» WORK INSTRUCTIONS
Resume the game development plan below, covering barbarians, wonders and policy trees, after its last sentence, in the same voice and format.

» EXTRACTED TEXT
Goals

• The existence of barbarians, which wander around the map and attack things.
• Some sensible way of displaying farms.
• All wonders up to the Medieval era.
• The Liberty policy tree.
• The Honor policy tree.

Risks and mitigation

1. The current implementation of civilizations makes them all player-controlled (effectively simulating a hotseat game). This won't work for a barbarian civilization, since they need to be controlled by some sort of AI. Separating this and figuring out how to switch between player-controlled and AI-controlled civilizations could be a fiddly and messy process if I'm not careful.
   • I might need to add to the codebase the notion of a Player, which GameCore hands control to when it's that player's turn, and which GameCore receives control from when the player is done. How the player receives, handles, and gives back this control will depend on whether it's controlled by a player or an AI. In the case of an AI it can run its sub-processes in code and then call back to GameCore. For a player, it can enable the UI and permit player interaction, and then pressing the End Turn button can return control to GameCore.
2. While barbarians are much simpler than a normal civilization, they'll still require some sort of AI. Given that I've never built an AI of any substance before, I'll be wandering into completely new territory that could present all sorts of unforeseen problems.

» RECORD LIST
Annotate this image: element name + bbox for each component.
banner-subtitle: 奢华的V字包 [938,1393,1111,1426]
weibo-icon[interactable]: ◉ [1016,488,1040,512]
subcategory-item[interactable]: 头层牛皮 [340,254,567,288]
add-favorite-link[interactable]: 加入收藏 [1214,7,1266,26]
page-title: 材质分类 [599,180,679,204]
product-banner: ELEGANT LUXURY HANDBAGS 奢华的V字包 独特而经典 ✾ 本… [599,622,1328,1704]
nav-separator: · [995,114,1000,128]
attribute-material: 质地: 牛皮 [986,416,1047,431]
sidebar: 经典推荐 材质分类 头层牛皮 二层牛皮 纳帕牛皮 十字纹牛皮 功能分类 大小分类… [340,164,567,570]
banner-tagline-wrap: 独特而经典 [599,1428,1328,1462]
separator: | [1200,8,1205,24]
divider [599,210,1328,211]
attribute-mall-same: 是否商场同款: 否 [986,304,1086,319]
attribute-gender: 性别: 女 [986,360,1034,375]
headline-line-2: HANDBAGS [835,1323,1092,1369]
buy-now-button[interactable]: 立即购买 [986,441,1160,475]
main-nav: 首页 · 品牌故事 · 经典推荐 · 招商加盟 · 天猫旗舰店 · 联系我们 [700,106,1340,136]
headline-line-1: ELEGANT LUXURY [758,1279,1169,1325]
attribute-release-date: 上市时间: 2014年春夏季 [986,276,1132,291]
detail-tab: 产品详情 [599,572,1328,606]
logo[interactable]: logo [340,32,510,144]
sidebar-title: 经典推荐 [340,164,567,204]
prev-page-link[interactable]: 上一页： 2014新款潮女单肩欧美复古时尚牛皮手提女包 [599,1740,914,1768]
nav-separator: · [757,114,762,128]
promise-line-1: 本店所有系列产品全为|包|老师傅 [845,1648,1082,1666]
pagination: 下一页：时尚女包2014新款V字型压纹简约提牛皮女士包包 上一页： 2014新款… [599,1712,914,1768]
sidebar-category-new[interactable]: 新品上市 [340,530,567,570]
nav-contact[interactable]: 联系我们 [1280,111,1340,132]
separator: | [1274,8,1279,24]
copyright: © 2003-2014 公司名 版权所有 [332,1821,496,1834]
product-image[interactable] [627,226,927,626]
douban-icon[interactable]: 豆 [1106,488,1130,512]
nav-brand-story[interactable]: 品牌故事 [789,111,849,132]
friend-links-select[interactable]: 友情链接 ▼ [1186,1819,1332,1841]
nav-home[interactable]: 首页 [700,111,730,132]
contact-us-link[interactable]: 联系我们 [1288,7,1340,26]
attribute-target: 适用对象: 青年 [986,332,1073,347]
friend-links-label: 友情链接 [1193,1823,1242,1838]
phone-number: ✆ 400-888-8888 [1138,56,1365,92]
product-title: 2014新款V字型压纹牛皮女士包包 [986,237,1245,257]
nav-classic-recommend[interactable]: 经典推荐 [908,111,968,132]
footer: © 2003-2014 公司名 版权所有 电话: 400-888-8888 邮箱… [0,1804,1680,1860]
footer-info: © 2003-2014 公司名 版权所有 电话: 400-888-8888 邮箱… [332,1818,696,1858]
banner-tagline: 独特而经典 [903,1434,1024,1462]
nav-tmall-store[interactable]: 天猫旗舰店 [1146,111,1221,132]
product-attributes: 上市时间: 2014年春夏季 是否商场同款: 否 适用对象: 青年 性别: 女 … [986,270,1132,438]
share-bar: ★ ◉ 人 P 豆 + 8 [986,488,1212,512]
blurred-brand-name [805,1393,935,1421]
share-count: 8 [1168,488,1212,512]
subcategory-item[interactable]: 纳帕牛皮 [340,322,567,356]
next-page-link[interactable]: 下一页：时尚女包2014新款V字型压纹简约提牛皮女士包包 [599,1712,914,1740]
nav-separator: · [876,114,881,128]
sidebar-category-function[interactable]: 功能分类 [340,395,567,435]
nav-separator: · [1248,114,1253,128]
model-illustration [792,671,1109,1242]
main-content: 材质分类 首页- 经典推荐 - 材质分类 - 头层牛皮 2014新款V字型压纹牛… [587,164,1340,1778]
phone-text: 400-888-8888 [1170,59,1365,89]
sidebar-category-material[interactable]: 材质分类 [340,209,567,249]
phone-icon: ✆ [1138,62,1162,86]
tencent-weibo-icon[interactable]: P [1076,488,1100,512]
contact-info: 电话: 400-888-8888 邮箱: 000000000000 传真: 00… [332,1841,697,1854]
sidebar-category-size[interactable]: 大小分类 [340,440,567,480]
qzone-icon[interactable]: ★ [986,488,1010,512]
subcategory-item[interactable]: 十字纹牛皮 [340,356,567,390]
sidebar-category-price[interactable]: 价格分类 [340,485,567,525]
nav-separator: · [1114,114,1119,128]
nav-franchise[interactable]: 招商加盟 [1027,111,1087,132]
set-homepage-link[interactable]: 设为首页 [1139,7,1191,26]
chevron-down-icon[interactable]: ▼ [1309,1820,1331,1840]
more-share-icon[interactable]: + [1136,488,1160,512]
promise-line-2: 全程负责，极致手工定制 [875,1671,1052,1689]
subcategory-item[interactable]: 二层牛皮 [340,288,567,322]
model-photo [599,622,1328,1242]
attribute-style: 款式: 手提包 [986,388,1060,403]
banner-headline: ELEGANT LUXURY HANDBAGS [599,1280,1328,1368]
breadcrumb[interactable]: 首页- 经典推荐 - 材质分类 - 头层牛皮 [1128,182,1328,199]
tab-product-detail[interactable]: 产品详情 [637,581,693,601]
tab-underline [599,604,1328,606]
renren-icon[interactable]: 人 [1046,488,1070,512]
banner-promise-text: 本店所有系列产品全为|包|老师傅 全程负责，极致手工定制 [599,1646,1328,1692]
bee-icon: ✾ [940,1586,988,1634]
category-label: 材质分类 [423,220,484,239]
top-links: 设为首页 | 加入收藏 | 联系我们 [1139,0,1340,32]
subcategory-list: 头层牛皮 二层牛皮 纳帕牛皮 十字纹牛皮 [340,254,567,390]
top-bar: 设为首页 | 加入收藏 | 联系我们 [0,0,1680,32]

» TASK RESPONSE
   • I should spend some time beforehand studying game AI as it applies to 4X games in particular. I should also review that game AI book I've read but never really applied. I'd imagine flocking behavior might be useful to spread barbarians out across the map from various encampments and towards player cities.
3. I've tried at least twice to build a solution for farms and neither attempt led to a good result. Given the importance of the issue, I can't simply de-prioritize it and defer it until later. I might struggle to come up with even a partial solution to the issue.
   • Right now (and perhaps for the final product, too) I don't need anything near as fancy as what Civ 5 does. It might be that a repeating farm-like texture could work just fine, one which replaces the texture of the ground. That won't give distinct edges to farm plots, but I don't need that right now. I just need some unambiguous indication that a cell is covered in farmland. I might also consider creating a Farmlands mesh that just copies the terrain mesh point- for-point, excluding sections of the map that don't need farms. And then I can do...something with that. That'll at least let me define hard boundaries between farmland and wilderness.
4. Culture and rivers both contains unusual triangulation strategies. Their combination (which is necessary to conform cultural boundaries to rivers) might prove messy, buggy, and unwieldy.
   • I can always clean up culture triangulation as I'm adding in this new functionality. I suspect most of the complexity here will be, as usual, in the corners. So as long as I can properly identify all the cases and separate them into separate methods I should be fine.
5. Building out barbarians means I need to figure out what barbarians are supposed to do. Studying Civ 5 might not provide meaningful answers, since the behavior of barbarians might not become obvious through anything but an intense inspection.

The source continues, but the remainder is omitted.